Your task is to locate every line holding the string "text" and to copy each of them.

+++ Stored records

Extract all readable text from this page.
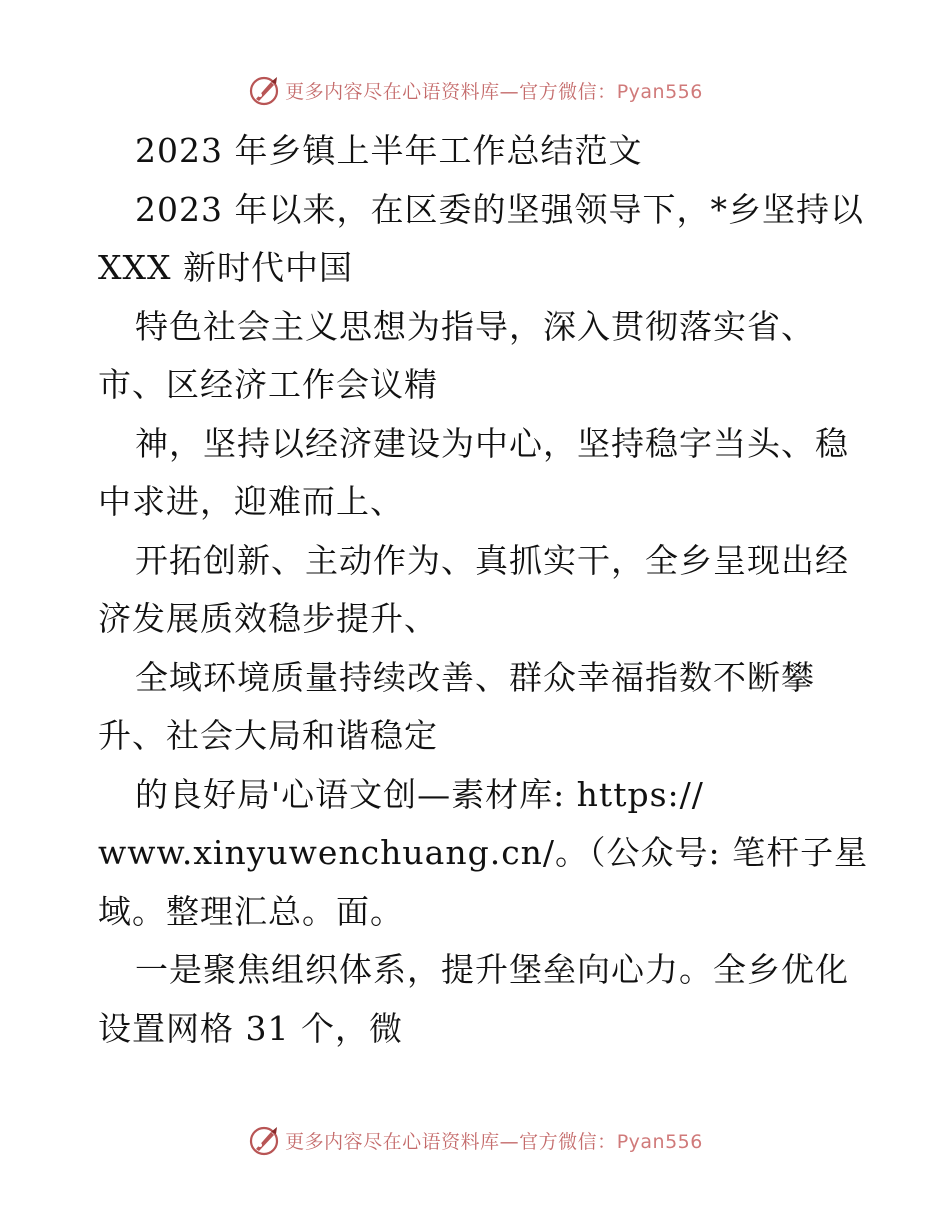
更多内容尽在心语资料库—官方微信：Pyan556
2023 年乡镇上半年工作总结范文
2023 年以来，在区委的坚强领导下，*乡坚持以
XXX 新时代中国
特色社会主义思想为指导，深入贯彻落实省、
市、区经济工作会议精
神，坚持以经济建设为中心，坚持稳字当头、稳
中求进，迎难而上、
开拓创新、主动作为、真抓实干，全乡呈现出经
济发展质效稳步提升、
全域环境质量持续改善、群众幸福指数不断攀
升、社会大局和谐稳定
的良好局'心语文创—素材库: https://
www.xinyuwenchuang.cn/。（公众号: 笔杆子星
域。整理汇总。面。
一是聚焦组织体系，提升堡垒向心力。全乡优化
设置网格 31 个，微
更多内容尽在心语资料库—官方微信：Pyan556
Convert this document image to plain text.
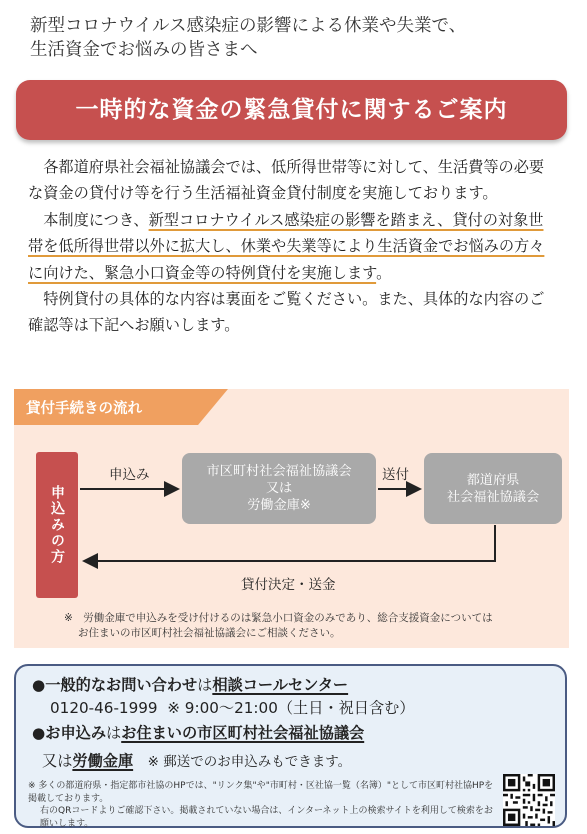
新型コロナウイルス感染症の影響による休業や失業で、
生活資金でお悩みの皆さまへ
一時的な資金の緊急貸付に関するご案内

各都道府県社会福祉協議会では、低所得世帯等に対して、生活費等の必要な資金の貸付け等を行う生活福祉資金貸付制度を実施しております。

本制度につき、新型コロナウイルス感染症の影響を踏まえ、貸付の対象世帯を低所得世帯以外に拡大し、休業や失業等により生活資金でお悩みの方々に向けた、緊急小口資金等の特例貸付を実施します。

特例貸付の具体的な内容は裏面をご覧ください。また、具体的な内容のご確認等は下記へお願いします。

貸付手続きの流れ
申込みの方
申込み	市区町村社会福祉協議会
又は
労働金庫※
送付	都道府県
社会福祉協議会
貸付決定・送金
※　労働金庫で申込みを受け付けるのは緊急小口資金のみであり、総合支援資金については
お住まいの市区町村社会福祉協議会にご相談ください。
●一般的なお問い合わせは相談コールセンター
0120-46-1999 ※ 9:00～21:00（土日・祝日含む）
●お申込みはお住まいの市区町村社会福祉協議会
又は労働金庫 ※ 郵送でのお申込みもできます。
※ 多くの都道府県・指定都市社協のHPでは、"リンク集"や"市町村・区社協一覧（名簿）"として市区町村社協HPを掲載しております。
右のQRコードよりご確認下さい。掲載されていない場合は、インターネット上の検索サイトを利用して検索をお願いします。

++++++

▶ _Answer for this exercise_:
Extract all readable text from this page.
Convert this document image to plain text.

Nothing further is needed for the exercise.